* [Job] Your task is to output the data exactly as it stands.

* [Data supplied]
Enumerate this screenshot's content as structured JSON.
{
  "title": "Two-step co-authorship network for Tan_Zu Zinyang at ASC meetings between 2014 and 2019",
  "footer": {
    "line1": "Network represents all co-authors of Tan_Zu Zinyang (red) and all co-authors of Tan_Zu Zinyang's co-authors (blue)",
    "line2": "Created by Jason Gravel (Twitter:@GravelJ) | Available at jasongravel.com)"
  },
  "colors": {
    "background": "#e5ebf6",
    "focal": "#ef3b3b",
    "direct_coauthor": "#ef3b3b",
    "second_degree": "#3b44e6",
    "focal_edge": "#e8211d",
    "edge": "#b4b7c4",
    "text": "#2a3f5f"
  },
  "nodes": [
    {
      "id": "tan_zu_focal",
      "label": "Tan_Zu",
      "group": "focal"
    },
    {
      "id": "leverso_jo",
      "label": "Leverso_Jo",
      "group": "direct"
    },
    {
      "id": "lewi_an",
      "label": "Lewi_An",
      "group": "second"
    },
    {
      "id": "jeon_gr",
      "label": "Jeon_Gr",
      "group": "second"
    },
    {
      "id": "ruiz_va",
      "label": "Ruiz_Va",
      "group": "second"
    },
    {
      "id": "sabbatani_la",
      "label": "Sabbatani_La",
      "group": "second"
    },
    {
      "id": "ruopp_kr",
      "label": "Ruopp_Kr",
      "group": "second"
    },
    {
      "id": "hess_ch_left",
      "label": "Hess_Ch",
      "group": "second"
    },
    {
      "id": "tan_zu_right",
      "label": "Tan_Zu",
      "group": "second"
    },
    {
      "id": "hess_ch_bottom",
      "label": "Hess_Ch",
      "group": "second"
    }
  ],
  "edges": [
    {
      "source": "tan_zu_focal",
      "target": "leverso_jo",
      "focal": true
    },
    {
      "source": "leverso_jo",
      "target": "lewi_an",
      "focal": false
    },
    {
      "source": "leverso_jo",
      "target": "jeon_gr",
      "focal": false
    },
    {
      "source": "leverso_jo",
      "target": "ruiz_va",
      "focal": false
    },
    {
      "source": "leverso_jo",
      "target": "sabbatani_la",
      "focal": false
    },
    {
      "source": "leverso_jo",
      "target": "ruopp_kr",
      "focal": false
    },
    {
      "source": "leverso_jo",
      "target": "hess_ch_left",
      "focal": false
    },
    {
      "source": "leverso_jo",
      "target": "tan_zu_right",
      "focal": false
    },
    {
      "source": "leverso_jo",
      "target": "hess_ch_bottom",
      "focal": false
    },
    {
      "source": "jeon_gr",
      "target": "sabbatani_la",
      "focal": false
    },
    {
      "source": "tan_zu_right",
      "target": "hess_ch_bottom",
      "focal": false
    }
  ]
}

* [Answer to this task]
Enumerate this screenshot's content as structured JSON.
{
  "title": "Two-step co-authorship network for Tan_Zu Zinyang at ASC meetings between 2014 and 2019",
  "footer": {
    "line1": "Network represents all co-authors of Tan_Zu Zinyang (red) and all co-authors of Tan_Zu Zinyang's co-authors (blue)",
    "line2": "Created by Jason Gravel (Twitter:@GravelJ) | Available at jasongravel.com)"
  },
  "colors": {
    "background": "#e5ebf6",
    "focal": "#ef3b3b",
    "direct_coauthor": "#ef3b3b",
    "second_degree": "#3b44e6",
    "focal_edge": "#e8211d",
    "edge": "#b4b7c4",
    "text": "#2a3f5f"
  },
  "nodes": [
    {
      "id": "tan_zu_focal",
      "label": "Tan_Zu",
      "group": "focal"
    },
    {
      "id": "leverso_jo",
      "label": "Leverso_Jo",
      "group": "direct"
    },
    {
      "id": "lewi_an",
      "label": "Lewi_An",
      "group": "second"
    },
    {
      "id": "jeon_gr",
      "label": "Jeon_Gr",
      "group": "second"
    },
    {
      "id": "ruiz_va",
      "label": "Ruiz_Va",
      "group": "second"
    },
    {
      "id": "sabbatani_la",
      "label": "Sabbatani_La",
      "group": "second"
    },
    {
      "id": "ruopp_kr",
      "label": "Ruopp_Kr",
      "group": "second"
    },
    {
      "id": "hess_ch_left",
      "label": "Hess_Ch",
      "group": "second"
    },
    {
      "id": "tan_zu_right",
      "label": "Tan_Zu",
      "group": "second"
    },
    {
      "id": "hess_ch_bottom",
      "label": "Hess_Ch",
      "group": "second"
    }
  ],
  "edges": [
    {
      "source": "tan_zu_focal",
      "target": "leverso_jo",
      "focal": true
    },
    {
      "source": "leverso_jo",
      "target": "lewi_an",
      "focal": false
    },
    {
      "source": "leverso_jo",
      "target": "jeon_gr",
      "focal": false
    },
    {
      "source": "leverso_jo",
      "target": "ruiz_va",
      "focal": false
    },
    {
      "source": "leverso_jo",
      "target": "sabbatani_la",
      "focal": false
    },
    {
      "source": "leverso_jo",
      "target": "ruopp_kr",
      "focal": false
    },
    {
      "source": "leverso_jo",
      "target": "hess_ch_left",
      "focal": false
    },
    {
      "source": "leverso_jo",
      "target": "tan_zu_right",
      "focal": false
    },
    {
      "source": "leverso_jo",
      "target": "hess_ch_bottom",
      "focal": false
    },
    {
      "source": "jeon_gr",
      "target": "sabbatani_la",
      "focal": false
    },
    {
      "source": "tan_zu_right",
      "target": "hess_ch_bottom",
      "focal": false
    }
  ]
}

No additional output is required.